_THE PROBLEM_
What lines of the data hold the string "pêché"? Pull each one out.
▬▬▬
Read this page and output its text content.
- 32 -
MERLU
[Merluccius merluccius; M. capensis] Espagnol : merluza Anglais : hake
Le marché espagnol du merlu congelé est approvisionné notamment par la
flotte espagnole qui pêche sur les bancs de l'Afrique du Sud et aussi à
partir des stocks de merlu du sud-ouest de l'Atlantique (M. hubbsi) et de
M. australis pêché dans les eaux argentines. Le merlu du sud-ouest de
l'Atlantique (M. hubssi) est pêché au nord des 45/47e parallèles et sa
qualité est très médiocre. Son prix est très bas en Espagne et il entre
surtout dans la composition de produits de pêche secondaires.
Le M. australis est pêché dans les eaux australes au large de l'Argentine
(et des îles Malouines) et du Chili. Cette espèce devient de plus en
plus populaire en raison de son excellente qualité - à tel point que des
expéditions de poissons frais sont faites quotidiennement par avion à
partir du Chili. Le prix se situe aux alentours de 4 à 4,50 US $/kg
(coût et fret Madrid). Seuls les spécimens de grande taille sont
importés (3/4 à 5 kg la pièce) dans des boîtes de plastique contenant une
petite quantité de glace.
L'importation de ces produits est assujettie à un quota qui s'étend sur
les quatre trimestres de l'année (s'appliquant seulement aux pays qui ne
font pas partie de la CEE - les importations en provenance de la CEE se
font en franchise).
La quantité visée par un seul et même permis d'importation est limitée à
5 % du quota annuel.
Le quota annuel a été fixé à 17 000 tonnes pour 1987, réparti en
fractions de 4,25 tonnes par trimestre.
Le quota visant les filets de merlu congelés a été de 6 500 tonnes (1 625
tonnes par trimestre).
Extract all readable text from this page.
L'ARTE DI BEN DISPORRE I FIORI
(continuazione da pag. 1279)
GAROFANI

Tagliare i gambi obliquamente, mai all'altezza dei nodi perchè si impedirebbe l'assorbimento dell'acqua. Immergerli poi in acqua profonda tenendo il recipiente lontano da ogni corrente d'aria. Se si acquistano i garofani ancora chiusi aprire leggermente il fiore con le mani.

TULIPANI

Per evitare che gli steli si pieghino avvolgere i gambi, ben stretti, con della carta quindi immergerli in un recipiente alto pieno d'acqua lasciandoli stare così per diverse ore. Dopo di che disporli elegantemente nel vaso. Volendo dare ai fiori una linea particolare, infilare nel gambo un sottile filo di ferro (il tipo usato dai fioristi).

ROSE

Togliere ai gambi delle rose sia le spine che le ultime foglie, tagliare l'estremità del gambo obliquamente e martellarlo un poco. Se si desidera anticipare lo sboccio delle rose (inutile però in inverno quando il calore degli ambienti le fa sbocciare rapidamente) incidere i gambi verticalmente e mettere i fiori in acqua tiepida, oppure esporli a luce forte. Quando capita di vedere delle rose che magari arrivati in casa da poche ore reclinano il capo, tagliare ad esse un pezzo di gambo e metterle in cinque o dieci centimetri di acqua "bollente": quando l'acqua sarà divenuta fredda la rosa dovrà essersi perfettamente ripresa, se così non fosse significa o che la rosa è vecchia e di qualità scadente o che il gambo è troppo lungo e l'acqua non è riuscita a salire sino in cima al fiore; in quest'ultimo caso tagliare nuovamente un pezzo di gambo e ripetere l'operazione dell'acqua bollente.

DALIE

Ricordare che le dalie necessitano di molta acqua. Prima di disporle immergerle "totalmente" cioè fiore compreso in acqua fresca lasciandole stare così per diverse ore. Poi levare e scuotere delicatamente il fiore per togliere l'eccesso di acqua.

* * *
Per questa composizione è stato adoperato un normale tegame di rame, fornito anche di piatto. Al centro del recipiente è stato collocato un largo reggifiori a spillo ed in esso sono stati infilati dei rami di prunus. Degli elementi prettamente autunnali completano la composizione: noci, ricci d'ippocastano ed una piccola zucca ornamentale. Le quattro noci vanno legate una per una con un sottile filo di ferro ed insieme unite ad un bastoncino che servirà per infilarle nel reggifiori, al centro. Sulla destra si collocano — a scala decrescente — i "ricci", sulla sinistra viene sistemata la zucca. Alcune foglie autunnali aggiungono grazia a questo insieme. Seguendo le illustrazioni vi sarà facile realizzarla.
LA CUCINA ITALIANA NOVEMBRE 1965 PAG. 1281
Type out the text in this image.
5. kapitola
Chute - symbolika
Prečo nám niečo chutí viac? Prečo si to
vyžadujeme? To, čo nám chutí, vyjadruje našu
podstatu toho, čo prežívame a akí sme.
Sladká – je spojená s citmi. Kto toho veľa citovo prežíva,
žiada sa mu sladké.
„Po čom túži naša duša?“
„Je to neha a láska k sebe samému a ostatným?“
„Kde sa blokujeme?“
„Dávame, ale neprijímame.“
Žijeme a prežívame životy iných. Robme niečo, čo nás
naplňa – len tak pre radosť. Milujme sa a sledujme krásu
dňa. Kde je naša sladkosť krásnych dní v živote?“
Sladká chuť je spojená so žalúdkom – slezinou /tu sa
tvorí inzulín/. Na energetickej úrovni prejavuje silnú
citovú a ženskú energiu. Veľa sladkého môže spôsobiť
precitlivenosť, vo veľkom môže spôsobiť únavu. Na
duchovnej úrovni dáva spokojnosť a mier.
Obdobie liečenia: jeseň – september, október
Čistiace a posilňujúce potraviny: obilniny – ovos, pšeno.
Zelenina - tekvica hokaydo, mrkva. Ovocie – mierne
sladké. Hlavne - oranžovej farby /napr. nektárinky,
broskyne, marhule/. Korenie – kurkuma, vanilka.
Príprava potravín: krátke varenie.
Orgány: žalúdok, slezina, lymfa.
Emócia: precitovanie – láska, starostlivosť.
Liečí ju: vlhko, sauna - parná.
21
▬▬▬
_RESPONSE TO THE TASK_
M. australis pêché dans les eaux argentines. Le merlu du sud-ouest de
l'Atlantique (M. hubssi) est pêché au nord des 45/47e parallèles et sa
Le M. australis est pêché dans les eaux australes au large de l'Argentine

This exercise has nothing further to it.